Written request –
Pick out every line with the word "living" and copy it.

====== Information supplied ======

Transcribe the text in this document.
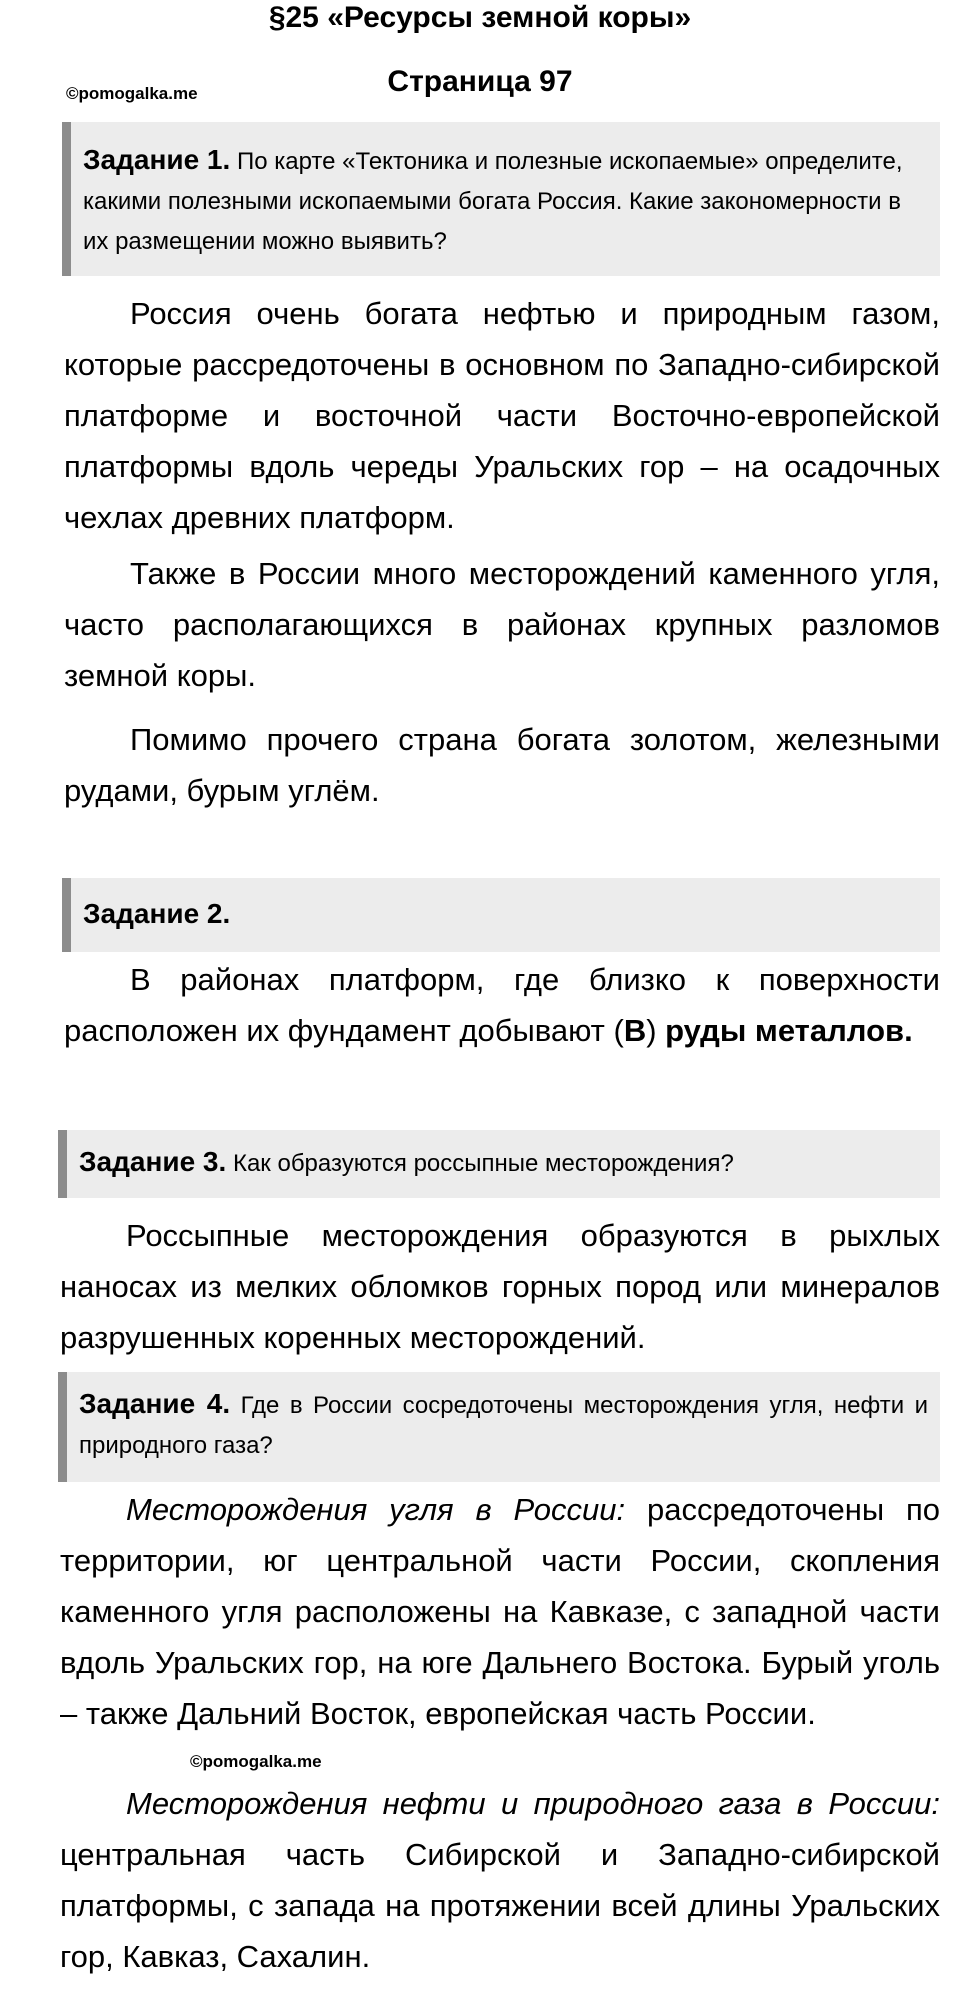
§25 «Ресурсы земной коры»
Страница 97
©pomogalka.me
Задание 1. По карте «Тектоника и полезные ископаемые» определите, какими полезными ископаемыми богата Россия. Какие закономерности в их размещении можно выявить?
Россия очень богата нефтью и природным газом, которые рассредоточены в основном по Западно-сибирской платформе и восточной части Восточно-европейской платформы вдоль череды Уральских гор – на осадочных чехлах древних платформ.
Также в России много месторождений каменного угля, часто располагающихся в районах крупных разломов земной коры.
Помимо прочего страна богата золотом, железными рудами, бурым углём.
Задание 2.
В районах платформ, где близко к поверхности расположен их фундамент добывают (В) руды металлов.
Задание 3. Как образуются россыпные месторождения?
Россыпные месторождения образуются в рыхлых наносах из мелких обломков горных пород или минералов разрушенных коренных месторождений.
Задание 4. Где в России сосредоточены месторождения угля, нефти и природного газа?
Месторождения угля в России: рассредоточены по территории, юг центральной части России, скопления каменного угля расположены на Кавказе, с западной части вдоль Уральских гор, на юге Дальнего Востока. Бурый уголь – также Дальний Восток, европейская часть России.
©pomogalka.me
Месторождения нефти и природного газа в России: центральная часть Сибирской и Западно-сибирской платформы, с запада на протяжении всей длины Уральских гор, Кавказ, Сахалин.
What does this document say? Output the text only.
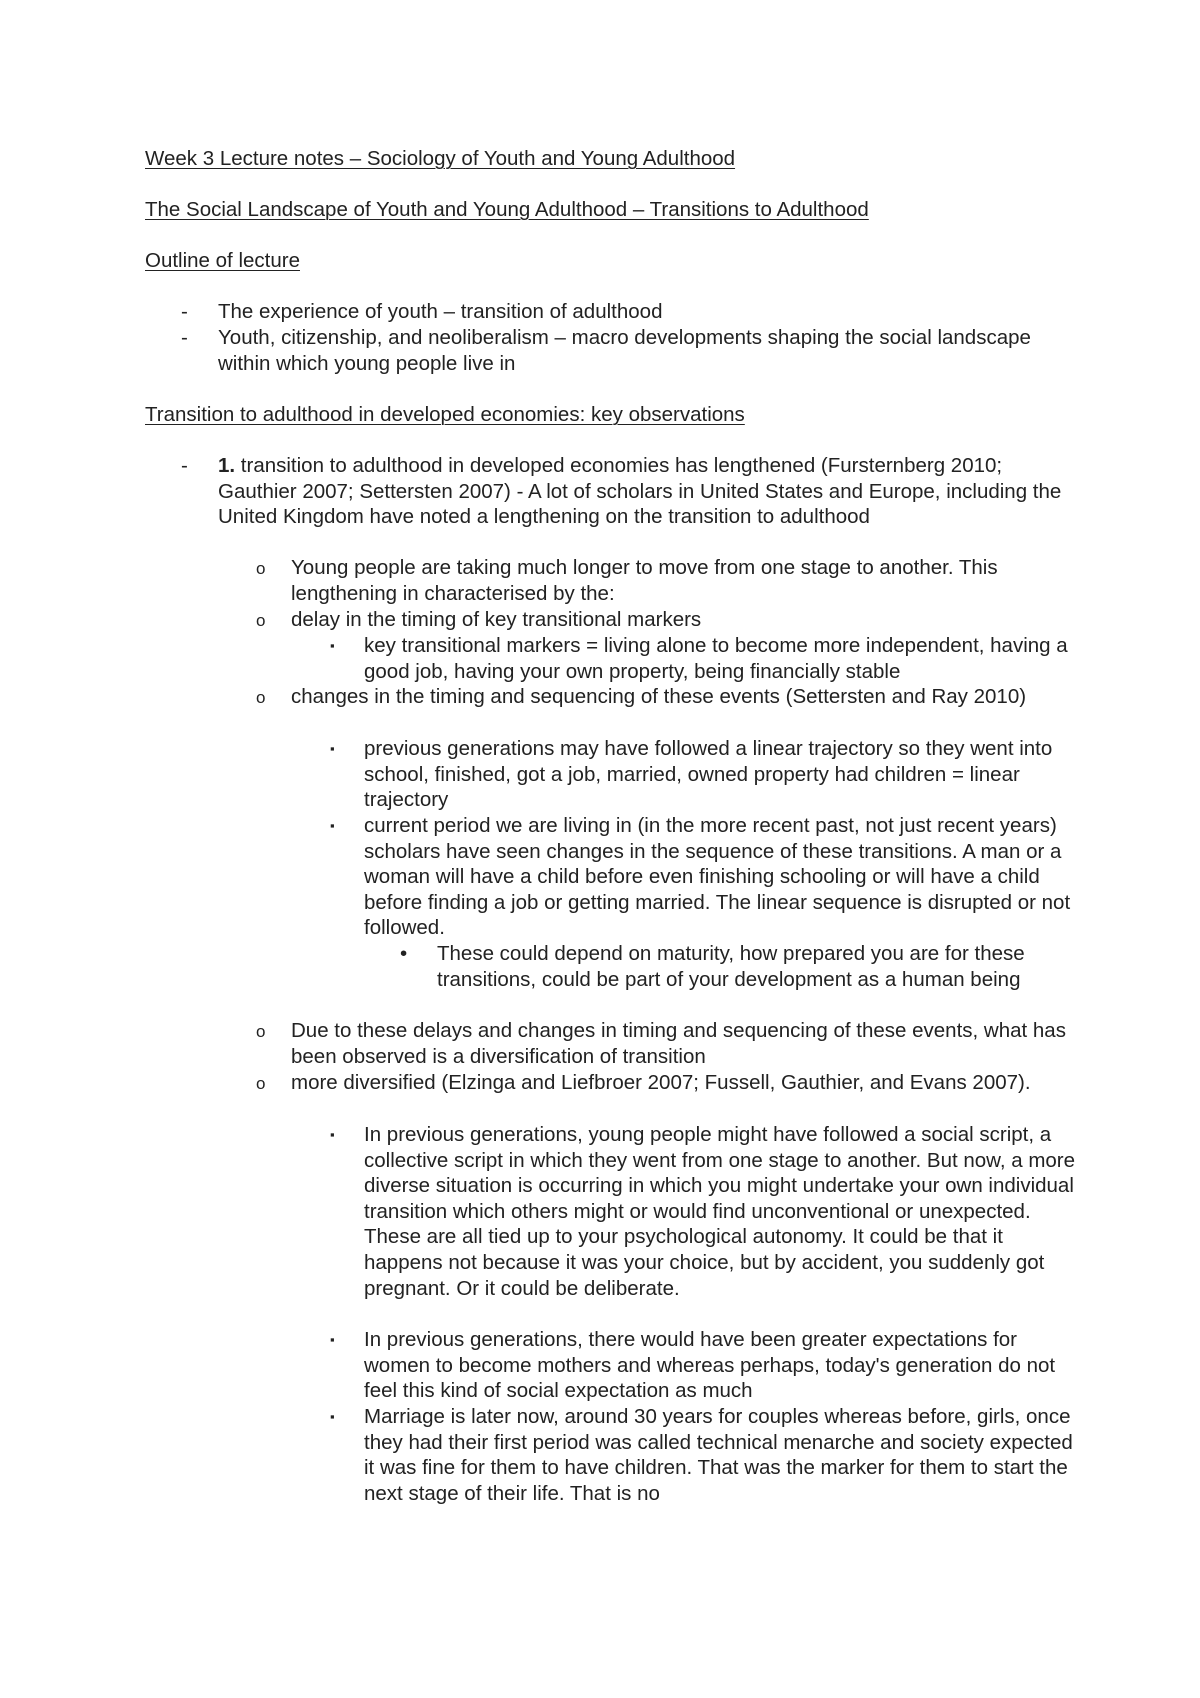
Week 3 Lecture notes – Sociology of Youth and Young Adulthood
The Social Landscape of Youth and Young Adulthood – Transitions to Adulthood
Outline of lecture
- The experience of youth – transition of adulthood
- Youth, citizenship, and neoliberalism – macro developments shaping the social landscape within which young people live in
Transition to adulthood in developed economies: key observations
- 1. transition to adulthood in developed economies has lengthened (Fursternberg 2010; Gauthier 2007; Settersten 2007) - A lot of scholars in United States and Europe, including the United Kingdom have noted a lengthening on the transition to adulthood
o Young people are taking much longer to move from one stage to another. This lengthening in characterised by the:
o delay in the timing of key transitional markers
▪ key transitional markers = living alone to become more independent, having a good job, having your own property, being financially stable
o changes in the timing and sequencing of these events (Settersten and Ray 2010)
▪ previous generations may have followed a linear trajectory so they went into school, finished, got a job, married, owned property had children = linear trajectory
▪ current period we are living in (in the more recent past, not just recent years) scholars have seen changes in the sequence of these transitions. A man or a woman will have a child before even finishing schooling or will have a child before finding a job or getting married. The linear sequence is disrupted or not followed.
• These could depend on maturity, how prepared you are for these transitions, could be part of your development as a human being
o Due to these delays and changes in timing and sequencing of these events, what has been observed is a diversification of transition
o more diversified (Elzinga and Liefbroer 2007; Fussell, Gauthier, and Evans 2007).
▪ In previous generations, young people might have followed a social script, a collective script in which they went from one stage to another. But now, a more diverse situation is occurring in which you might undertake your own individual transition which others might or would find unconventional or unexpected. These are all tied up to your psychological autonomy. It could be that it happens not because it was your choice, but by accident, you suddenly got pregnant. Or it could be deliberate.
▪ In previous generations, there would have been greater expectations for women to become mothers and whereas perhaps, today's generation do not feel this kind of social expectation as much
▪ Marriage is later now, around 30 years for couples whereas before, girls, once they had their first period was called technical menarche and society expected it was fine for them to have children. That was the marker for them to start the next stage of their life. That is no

======

Output for this exercise –
▪ key transitional markers = living alone to become more independent, having a good job, having your own property, being financially stable
▪ current period we are living in (in the more recent past, not just recent years) scholars have seen changes in the sequence of these transitions. A man or a woman will have a child before even finishing schooling or will have a child before finding a job or getting married. The linear sequence is disrupted or not followed.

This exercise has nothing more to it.